Problem details
Copy out each line below exactly as it appears.

Extracted material

* * *

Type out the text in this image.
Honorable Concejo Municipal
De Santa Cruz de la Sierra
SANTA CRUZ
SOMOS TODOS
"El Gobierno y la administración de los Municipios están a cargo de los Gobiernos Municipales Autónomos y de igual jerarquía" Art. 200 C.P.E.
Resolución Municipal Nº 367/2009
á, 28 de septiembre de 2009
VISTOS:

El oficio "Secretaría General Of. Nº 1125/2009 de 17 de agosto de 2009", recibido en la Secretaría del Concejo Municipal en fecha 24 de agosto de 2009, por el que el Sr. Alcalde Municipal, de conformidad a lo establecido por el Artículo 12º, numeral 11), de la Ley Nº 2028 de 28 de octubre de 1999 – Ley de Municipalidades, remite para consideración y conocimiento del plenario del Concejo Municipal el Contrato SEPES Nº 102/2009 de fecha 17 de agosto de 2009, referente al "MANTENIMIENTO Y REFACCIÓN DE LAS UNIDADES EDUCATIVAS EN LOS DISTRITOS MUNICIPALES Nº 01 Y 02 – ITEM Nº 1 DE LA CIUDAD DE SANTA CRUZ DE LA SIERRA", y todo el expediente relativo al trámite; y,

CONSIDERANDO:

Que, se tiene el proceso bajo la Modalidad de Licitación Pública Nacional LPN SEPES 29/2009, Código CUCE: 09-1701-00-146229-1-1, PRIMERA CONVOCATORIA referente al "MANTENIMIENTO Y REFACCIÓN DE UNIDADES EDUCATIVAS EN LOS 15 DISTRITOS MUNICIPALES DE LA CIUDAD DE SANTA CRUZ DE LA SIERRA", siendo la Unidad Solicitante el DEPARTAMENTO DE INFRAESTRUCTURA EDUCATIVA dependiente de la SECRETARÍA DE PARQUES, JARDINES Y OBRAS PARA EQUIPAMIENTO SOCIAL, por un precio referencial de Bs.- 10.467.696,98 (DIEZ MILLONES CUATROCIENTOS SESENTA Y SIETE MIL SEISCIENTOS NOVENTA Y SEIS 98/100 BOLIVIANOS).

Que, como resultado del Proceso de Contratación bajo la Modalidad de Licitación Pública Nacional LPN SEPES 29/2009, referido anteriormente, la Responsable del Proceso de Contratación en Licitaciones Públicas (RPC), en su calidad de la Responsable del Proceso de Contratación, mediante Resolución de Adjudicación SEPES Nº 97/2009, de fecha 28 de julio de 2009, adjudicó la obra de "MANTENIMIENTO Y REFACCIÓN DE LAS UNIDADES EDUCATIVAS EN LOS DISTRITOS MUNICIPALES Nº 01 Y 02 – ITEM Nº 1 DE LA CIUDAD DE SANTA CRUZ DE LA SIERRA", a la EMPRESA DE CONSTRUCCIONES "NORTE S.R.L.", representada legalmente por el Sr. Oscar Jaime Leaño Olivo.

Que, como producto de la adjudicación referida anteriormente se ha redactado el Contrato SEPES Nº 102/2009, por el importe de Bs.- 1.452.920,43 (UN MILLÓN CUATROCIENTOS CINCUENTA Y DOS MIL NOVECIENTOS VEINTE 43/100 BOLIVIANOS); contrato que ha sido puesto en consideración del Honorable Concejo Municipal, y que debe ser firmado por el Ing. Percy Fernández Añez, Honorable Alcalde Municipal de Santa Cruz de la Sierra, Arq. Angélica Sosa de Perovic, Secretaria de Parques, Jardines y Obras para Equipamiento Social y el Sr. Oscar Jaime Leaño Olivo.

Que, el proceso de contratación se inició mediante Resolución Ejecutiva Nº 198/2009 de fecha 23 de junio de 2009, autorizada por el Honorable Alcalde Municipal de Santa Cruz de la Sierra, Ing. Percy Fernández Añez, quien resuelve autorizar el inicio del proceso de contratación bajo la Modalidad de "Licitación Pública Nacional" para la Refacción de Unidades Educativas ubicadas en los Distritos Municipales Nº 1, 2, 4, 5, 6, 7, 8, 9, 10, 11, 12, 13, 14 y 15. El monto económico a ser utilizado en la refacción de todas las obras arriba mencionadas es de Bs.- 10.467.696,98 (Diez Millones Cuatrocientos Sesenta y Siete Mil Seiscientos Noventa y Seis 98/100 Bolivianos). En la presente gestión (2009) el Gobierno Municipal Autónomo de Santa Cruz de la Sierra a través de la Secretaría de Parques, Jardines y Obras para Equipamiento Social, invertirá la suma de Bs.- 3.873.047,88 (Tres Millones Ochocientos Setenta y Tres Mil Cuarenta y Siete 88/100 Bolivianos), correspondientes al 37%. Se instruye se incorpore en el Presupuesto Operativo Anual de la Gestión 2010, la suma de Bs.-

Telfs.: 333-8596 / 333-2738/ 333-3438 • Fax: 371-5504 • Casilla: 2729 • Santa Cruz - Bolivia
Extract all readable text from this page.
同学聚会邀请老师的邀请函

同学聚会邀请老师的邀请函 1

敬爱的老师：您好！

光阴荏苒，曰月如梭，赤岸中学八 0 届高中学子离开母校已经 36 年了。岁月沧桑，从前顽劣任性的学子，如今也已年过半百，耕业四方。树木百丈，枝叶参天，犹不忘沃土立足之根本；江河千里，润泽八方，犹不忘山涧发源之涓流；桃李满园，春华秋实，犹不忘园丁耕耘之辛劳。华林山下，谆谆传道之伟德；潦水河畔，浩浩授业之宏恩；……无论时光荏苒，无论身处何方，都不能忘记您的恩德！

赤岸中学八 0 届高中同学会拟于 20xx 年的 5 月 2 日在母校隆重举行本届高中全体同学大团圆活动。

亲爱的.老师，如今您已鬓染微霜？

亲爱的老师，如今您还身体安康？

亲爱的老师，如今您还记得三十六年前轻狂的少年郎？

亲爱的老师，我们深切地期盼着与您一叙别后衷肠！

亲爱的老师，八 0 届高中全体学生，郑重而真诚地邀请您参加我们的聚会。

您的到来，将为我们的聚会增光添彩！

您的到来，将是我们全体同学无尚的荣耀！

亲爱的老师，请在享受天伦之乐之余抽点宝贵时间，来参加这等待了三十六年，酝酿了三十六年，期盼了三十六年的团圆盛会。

* * *

Written response
Type out the text in this image.
Honorable Concejo Municipal
De Santa Cruz de la Sierra
SANTA CRUZ
SOMOS TODOS
"El Gobierno y la administración de los Municipios están a cargo de los Gobiernos Municipales Autónomos y de igual jerarquía" Art. 200 C.P.E.
Resolución Municipal Nº 367/2009
á, 28 de septiembre de 2009
VISTOS:

El oficio "Secretaría General Of. Nº 1125/2009 de 17 de agosto de 2009", recibido en la Secretaría del Concejo Municipal en fecha 24 de agosto de 2009, por el que el Sr. Alcalde Municipal, de conformidad a lo establecido por el Artículo 12º, numeral 11), de la Ley Nº 2028 de 28 de octubre de 1999 – Ley de Municipalidades, remite para consideración y conocimiento del plenario del Concejo Municipal el Contrato SEPES Nº 102/2009 de fecha 17 de agosto de 2009, referente al "MANTENIMIENTO Y REFACCIÓN DE LAS UNIDADES EDUCATIVAS EN LOS DISTRITOS MUNICIPALES Nº 01 Y 02 – ITEM Nº 1 DE LA CIUDAD DE SANTA CRUZ DE LA SIERRA", y todo el expediente relativo al trámite; y,

CONSIDERANDO:

Que, se tiene el proceso bajo la Modalidad de Licitación Pública Nacional LPN SEPES 29/2009, Código CUCE: 09-1701-00-146229-1-1, PRIMERA CONVOCATORIA referente al "MANTENIMIENTO Y REFACCIÓN DE UNIDADES EDUCATIVAS EN LOS 15 DISTRITOS MUNICIPALES DE LA CIUDAD DE SANTA CRUZ DE LA SIERRA", siendo la Unidad Solicitante el DEPARTAMENTO DE INFRAESTRUCTURA EDUCATIVA dependiente de la SECRETARÍA DE PARQUES, JARDINES Y OBRAS PARA EQUIPAMIENTO SOCIAL, por un precio referencial de Bs.- 10.467.696,98 (DIEZ MILLONES CUATROCIENTOS SESENTA Y SIETE MIL SEISCIENTOS NOVENTA Y SEIS 98/100 BOLIVIANOS).

Que, como resultado del Proceso de Contratación bajo la Modalidad de Licitación Pública Nacional LPN SEPES 29/2009, referido anteriormente, la Responsable del Proceso de Contratación en Licitaciones Públicas (RPC), en su calidad de la Responsable del Proceso de Contratación, mediante Resolución de Adjudicación SEPES Nº 97/2009, de fecha 28 de julio de 2009, adjudicó la obra de "MANTENIMIENTO Y REFACCIÓN DE LAS UNIDADES EDUCATIVAS EN LOS DISTRITOS MUNICIPALES Nº 01 Y 02 – ITEM Nº 1 DE LA CIUDAD DE SANTA CRUZ DE LA SIERRA", a la EMPRESA DE CONSTRUCCIONES "NORTE S.R.L.", representada legalmente por el Sr. Oscar Jaime Leaño Olivo.

Que, como producto de la adjudicación referida anteriormente se ha redactado el Contrato SEPES Nº 102/2009, por el importe de Bs.- 1.452.920,43 (UN MILLÓN CUATROCIENTOS CINCUENTA Y DOS MIL NOVECIENTOS VEINTE 43/100 BOLIVIANOS); contrato que ha sido puesto en consideración del Honorable Concejo Municipal, y que debe ser firmado por el Ing. Percy Fernández Añez, Honorable Alcalde Municipal de Santa Cruz de la Sierra, Arq. Angélica Sosa de Perovic, Secretaria de Parques, Jardines y Obras para Equipamiento Social y el Sr. Oscar Jaime Leaño Olivo.

Que, el proceso de contratación se inició mediante Resolución Ejecutiva Nº 198/2009 de fecha 23 de junio de 2009, autorizada por el Honorable Alcalde Municipal de Santa Cruz de la Sierra, Ing. Percy Fernández Añez, quien resuelve autorizar el inicio del proceso de contratación bajo la Modalidad de "Licitación Pública Nacional" para la Refacción de Unidades Educativas ubicadas en los Distritos Municipales Nº 1, 2, 4, 5, 6, 7, 8, 9, 10, 11, 12, 13, 14 y 15. El monto económico a ser utilizado en la refacción de todas las obras arriba mencionadas es de Bs.- 10.467.696,98 (Diez Millones Cuatrocientos Sesenta y Siete Mil Seiscientos Noventa y Seis 98/100 Bolivianos). En la presente gestión (2009) el Gobierno Municipal Autónomo de Santa Cruz de la Sierra a través de la Secretaría de Parques, Jardines y Obras para Equipamiento Social, invertirá la suma de Bs.- 3.873.047,88 (Tres Millones Ochocientos Setenta y Tres Mil Cuarenta y Siete 88/100 Bolivianos), correspondientes al 37%. Se instruye se incorpore en el Presupuesto Operativo Anual de la Gestión 2010, la suma de Bs.-

Telfs.: 333-8596 / 333-2738/ 333-3438 • Fax: 371-5504 • Casilla: 2729 • Santa Cruz - Bolivia
Extract all readable text from this page.
同学聚会邀请老师的邀请函

同学聚会邀请老师的邀请函 1

敬爱的老师：您好！

光阴荏苒，曰月如梭，赤岸中学八 0 届高中学子离开母校已经 36 年了。岁月沧桑，从前顽劣任性的学子，如今也已年过半百，耕业四方。树木百丈，枝叶参天，犹不忘沃土立足之根本；江河千里，润泽八方，犹不忘山涧发源之涓流；桃李满园，春华秋实，犹不忘园丁耕耘之辛劳。华林山下，谆谆传道之伟德；潦水河畔，浩浩授业之宏恩；……无论时光荏苒，无论身处何方，都不能忘记您的恩德！

赤岸中学八 0 届高中同学会拟于 20xx 年的 5 月 2 日在母校隆重举行本届高中全体同学大团圆活动。

亲爱的.老师，如今您已鬓染微霜？

亲爱的老师，如今您还身体安康？

亲爱的老师，如今您还记得三十六年前轻狂的少年郎？

亲爱的老师，我们深切地期盼着与您一叙别后衷肠！

亲爱的老师，八 0 届高中全体学生，郑重而真诚地邀请您参加我们的聚会。

您的到来，将为我们的聚会增光添彩！

您的到来，将是我们全体同学无尚的荣耀！

亲爱的老师，请在享受天伦之乐之余抽点宝贵时间，来参加这等待了三十六年，酝酿了三十六年，期盼了三十六年的团圆盛会。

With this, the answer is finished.